------ Available data ------

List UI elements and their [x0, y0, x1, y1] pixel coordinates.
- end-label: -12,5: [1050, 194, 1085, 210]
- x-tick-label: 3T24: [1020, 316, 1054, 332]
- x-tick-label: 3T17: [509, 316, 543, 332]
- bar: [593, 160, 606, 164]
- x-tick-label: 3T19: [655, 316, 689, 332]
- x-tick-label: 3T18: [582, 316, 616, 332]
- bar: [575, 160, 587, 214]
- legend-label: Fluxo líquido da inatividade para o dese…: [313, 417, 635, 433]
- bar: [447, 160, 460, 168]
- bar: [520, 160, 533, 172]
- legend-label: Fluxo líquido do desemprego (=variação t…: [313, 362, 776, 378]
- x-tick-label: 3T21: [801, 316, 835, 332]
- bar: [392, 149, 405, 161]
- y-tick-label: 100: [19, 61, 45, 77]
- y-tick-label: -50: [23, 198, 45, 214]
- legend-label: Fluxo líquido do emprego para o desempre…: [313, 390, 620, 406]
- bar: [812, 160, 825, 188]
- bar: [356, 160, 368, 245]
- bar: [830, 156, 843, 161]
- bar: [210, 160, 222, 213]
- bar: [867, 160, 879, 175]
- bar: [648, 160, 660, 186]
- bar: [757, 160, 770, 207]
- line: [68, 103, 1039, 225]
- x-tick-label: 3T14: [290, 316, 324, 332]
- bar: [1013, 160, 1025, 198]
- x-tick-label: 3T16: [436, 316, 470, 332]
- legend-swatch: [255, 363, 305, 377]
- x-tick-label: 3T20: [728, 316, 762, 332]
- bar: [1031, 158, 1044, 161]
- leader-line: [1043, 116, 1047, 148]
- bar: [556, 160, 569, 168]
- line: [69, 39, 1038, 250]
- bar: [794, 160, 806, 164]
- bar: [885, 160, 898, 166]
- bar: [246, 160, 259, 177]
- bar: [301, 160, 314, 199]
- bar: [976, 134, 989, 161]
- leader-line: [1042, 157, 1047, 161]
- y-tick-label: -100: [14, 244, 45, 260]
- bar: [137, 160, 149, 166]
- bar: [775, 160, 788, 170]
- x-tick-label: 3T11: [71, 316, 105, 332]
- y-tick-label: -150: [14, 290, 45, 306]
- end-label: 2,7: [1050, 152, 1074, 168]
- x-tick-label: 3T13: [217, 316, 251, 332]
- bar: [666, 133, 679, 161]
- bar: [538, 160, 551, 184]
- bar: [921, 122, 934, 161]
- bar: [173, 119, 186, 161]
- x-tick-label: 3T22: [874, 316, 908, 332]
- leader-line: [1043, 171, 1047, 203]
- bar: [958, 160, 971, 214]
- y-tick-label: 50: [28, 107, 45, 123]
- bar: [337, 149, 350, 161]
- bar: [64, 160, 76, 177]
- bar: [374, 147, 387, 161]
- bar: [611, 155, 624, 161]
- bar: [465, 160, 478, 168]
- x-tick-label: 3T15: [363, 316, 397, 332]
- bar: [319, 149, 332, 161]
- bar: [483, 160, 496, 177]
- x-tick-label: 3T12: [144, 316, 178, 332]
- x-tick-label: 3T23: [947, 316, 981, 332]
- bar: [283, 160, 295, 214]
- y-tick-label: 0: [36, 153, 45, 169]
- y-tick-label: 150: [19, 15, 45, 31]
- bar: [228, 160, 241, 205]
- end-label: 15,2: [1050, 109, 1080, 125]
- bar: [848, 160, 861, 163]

------

▶ **Work to do**: Return every line of the records above, unchanged and in the same order.

▶ **Full output**:
List UI elements and their [x0, y0, x1, y1] pixel coordinates.
- end-label: -12,5: [1050, 194, 1085, 210]
- x-tick-label: 3T24: [1020, 316, 1054, 332]
- x-tick-label: 3T17: [509, 316, 543, 332]
- bar: [593, 160, 606, 164]
- x-tick-label: 3T19: [655, 316, 689, 332]
- x-tick-label: 3T18: [582, 316, 616, 332]
- bar: [575, 160, 587, 214]
- legend-label: Fluxo líquido da inatividade para o dese…: [313, 417, 635, 433]
- bar: [447, 160, 460, 168]
- bar: [520, 160, 533, 172]
- legend-label: Fluxo líquido do desemprego (=variação t…: [313, 362, 776, 378]
- x-tick-label: 3T21: [801, 316, 835, 332]
- bar: [392, 149, 405, 161]
- y-tick-label: 100: [19, 61, 45, 77]
- y-tick-label: -50: [23, 198, 45, 214]
- legend-label: Fluxo líquido do emprego para o desempre…: [313, 390, 620, 406]
- bar: [812, 160, 825, 188]
- bar: [356, 160, 368, 245]
- bar: [830, 156, 843, 161]
- bar: [210, 160, 222, 213]
- bar: [867, 160, 879, 175]
- bar: [648, 160, 660, 186]
- bar: [757, 160, 770, 207]
- line: [68, 103, 1039, 225]
- x-tick-label: 3T14: [290, 316, 324, 332]
- bar: [1013, 160, 1025, 198]
- x-tick-label: 3T16: [436, 316, 470, 332]
- legend-swatch: [255, 363, 305, 377]
- x-tick-label: 3T20: [728, 316, 762, 332]
- bar: [1031, 158, 1044, 161]
- leader-line: [1043, 116, 1047, 148]
- bar: [556, 160, 569, 168]
- line: [69, 39, 1038, 250]
- bar: [794, 160, 806, 164]
- bar: [885, 160, 898, 166]
- bar: [246, 160, 259, 177]
- bar: [301, 160, 314, 199]
- bar: [976, 134, 989, 161]
- leader-line: [1042, 157, 1047, 161]
- y-tick-label: -100: [14, 244, 45, 260]
- bar: [137, 160, 149, 166]
- bar: [775, 160, 788, 170]
- x-tick-label: 3T11: [71, 316, 105, 332]
- y-tick-label: -150: [14, 290, 45, 306]
- end-label: 2,7: [1050, 152, 1074, 168]
- x-tick-label: 3T13: [217, 316, 251, 332]
- bar: [666, 133, 679, 161]
- bar: [538, 160, 551, 184]
- bar: [921, 122, 934, 161]
- bar: [173, 119, 186, 161]
- x-tick-label: 3T22: [874, 316, 908, 332]
- leader-line: [1043, 171, 1047, 203]
- bar: [958, 160, 971, 214]
- y-tick-label: 50: [28, 107, 45, 123]
- bar: [337, 149, 350, 161]
- bar: [64, 160, 76, 177]
- bar: [374, 147, 387, 161]
- bar: [611, 155, 624, 161]
- bar: [465, 160, 478, 168]
- x-tick-label: 3T15: [363, 316, 397, 332]
- bar: [319, 149, 332, 161]
- bar: [483, 160, 496, 177]
- x-tick-label: 3T12: [144, 316, 178, 332]
- x-tick-label: 3T23: [947, 316, 981, 332]
- bar: [283, 160, 295, 214]
- y-tick-label: 0: [36, 153, 45, 169]
- y-tick-label: 150: [19, 15, 45, 31]
- bar: [228, 160, 241, 205]
- end-label: 15,2: [1050, 109, 1080, 125]
- bar: [848, 160, 861, 163]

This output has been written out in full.